• Exercise task:
Find each line holding the word "وقال" and give the number of such lines, nothing else.

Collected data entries
----

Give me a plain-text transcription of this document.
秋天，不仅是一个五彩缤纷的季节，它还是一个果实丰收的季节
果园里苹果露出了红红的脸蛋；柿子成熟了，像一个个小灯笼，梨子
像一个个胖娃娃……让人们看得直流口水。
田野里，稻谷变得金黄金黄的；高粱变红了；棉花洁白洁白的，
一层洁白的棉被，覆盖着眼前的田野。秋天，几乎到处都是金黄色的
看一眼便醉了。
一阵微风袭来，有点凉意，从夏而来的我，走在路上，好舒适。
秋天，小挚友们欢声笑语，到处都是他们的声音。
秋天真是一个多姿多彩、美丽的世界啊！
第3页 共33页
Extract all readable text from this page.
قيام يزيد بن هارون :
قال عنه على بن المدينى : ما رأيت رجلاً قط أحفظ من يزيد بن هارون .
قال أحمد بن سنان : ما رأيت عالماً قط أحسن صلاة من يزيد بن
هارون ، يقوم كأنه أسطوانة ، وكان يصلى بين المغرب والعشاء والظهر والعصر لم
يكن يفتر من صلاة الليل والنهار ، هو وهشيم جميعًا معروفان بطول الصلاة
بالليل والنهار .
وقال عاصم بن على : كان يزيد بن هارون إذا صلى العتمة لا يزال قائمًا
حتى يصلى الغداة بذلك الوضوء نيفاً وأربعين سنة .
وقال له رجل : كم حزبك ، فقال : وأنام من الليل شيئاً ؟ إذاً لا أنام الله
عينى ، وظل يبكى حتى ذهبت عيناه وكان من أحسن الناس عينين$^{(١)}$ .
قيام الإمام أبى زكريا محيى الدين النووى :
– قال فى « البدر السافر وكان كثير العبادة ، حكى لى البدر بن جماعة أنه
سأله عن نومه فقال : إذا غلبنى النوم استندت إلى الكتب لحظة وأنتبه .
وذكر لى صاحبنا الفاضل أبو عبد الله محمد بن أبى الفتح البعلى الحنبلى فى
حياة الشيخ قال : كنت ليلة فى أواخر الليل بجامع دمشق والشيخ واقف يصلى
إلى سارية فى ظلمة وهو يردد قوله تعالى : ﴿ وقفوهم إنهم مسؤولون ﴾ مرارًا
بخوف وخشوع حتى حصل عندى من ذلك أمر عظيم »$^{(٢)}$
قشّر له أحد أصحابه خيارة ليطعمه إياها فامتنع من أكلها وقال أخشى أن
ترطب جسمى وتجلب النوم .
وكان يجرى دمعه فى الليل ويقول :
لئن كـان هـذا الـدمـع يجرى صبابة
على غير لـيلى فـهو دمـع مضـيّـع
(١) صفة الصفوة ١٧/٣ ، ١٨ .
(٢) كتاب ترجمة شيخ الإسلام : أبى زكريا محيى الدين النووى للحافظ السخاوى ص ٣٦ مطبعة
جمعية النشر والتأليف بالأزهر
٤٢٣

----

• Solution:
3